- [Data shown]
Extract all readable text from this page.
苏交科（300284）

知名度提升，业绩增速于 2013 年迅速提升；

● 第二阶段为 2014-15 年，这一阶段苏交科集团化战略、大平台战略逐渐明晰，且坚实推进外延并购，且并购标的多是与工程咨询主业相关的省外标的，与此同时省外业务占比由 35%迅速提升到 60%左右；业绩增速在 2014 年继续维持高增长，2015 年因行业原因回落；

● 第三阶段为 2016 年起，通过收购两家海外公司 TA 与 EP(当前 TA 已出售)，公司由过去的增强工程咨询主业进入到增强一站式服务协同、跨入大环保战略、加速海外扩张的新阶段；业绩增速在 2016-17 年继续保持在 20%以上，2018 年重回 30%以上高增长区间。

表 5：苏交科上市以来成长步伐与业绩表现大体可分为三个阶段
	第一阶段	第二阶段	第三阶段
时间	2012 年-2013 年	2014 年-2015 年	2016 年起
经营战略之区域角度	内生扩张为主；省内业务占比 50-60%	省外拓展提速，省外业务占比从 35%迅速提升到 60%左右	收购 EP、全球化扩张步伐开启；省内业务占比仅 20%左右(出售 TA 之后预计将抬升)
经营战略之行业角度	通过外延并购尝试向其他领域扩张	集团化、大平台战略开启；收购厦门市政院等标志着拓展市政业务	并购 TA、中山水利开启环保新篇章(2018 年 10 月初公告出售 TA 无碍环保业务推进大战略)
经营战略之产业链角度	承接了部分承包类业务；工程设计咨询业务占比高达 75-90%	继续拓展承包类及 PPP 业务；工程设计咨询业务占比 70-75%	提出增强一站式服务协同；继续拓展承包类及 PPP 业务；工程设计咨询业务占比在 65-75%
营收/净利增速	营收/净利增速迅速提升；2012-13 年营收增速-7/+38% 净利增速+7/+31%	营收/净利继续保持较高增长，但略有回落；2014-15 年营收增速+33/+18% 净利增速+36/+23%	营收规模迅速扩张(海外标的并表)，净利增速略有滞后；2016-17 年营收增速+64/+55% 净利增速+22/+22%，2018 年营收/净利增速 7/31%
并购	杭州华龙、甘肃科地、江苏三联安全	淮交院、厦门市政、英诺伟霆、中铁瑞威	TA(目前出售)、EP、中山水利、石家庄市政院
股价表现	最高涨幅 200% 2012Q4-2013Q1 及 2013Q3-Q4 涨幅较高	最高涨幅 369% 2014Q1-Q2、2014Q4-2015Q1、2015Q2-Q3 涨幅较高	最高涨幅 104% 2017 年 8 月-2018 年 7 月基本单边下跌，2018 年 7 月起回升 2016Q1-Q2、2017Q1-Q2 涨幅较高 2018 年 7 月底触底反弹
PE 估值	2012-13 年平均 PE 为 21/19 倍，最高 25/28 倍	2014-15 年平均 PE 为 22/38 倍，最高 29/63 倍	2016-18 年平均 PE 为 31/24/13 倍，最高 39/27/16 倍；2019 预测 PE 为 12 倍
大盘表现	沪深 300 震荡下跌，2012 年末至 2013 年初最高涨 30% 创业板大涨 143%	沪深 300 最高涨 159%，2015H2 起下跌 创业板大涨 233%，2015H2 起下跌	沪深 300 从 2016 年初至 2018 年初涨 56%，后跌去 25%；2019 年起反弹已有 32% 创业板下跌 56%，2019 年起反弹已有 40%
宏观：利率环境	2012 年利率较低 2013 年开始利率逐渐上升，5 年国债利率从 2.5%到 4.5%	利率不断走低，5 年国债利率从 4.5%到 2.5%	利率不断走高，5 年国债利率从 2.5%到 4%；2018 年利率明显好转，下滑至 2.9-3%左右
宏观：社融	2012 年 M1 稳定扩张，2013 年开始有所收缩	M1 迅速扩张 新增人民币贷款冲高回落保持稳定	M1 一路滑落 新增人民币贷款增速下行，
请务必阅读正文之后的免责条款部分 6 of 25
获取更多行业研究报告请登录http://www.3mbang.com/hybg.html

- [What is asked] Retype the material in full, character for character.

- [Answer to this problem]
Extract all readable text from this page.
苏交科（300284）

知名度提升，业绩增速于 2013 年迅速提升；

● 第二阶段为 2014-15 年，这一阶段苏交科集团化战略、大平台战略逐渐明晰，且坚实推进外延并购，且并购标的多是与工程咨询主业相关的省外标的，与此同时省外业务占比由 35%迅速提升到 60%左右；业绩增速在 2014 年继续维持高增长，2015 年因行业原因回落；

● 第三阶段为 2016 年起，通过收购两家海外公司 TA 与 EP(当前 TA 已出售)，公司由过去的增强工程咨询主业进入到增强一站式服务协同、跨入大环保战略、加速海外扩张的新阶段；业绩增速在 2016-17 年继续保持在 20%以上，2018 年重回 30%以上高增长区间。

表 5：苏交科上市以来成长步伐与业绩表现大体可分为三个阶段
	第一阶段	第二阶段	第三阶段
时间	2012 年-2013 年	2014 年-2015 年	2016 年起
经营战略之区域角度	内生扩张为主；省内业务占比 50-60%	省外拓展提速，省外业务占比从 35%迅速提升到 60%左右	收购 EP、全球化扩张步伐开启；省内业务占比仅 20%左右(出售 TA 之后预计将抬升)
经营战略之行业角度	通过外延并购尝试向其他领域扩张	集团化、大平台战略开启；收购厦门市政院等标志着拓展市政业务	并购 TA、中山水利开启环保新篇章(2018 年 10 月初公告出售 TA 无碍环保业务推进大战略)
经营战略之产业链角度	承接了部分承包类业务；工程设计咨询业务占比高达 75-90%	继续拓展承包类及 PPP 业务；工程设计咨询业务占比 70-75%	提出增强一站式服务协同；继续拓展承包类及 PPP 业务；工程设计咨询业务占比在 65-75%
营收/净利增速	营收/净利增速迅速提升；2012-13 年营收增速-7/+38% 净利增速+7/+31%	营收/净利继续保持较高增长，但略有回落；2014-15 年营收增速+33/+18% 净利增速+36/+23%	营收规模迅速扩张(海外标的并表)，净利增速略有滞后；2016-17 年营收增速+64/+55% 净利增速+22/+22%，2018 年营收/净利增速 7/31%
并购	杭州华龙、甘肃科地、江苏三联安全	淮交院、厦门市政、英诺伟霆、中铁瑞威	TA(目前出售)、EP、中山水利、石家庄市政院
股价表现	最高涨幅 200% 2012Q4-2013Q1 及 2013Q3-Q4 涨幅较高	最高涨幅 369% 2014Q1-Q2、2014Q4-2015Q1、2015Q2-Q3 涨幅较高	最高涨幅 104% 2017 年 8 月-2018 年 7 月基本单边下跌，2018 年 7 月起回升 2016Q1-Q2、2017Q1-Q2 涨幅较高 2018 年 7 月底触底反弹
PE 估值	2012-13 年平均 PE 为 21/19 倍，最高 25/28 倍	2014-15 年平均 PE 为 22/38 倍，最高 29/63 倍	2016-18 年平均 PE 为 31/24/13 倍，最高 39/27/16 倍；2019 预测 PE 为 12 倍
大盘表现	沪深 300 震荡下跌，2012 年末至 2013 年初最高涨 30% 创业板大涨 143%	沪深 300 最高涨 159%，2015H2 起下跌 创业板大涨 233%，2015H2 起下跌	沪深 300 从 2016 年初至 2018 年初涨 56%，后跌去 25%；2019 年起反弹已有 32% 创业板下跌 56%，2019 年起反弹已有 40%
宏观：利率环境	2012 年利率较低 2013 年开始利率逐渐上升，5 年国债利率从 2.5%到 4.5%	利率不断走低，5 年国债利率从 4.5%到 2.5%	利率不断走高，5 年国债利率从 2.5%到 4%；2018 年利率明显好转，下滑至 2.9-3%左右
宏观：社融	2012 年 M1 稳定扩张，2013 年开始有所收缩	M1 迅速扩张 新增人民币贷款冲高回落保持稳定	M1 一路滑落 新增人民币贷款增速下行，
请务必阅读正文之后的免责条款部分 6 of 25
获取更多行业研究报告请登录http://www.3mbang.com/hybg.html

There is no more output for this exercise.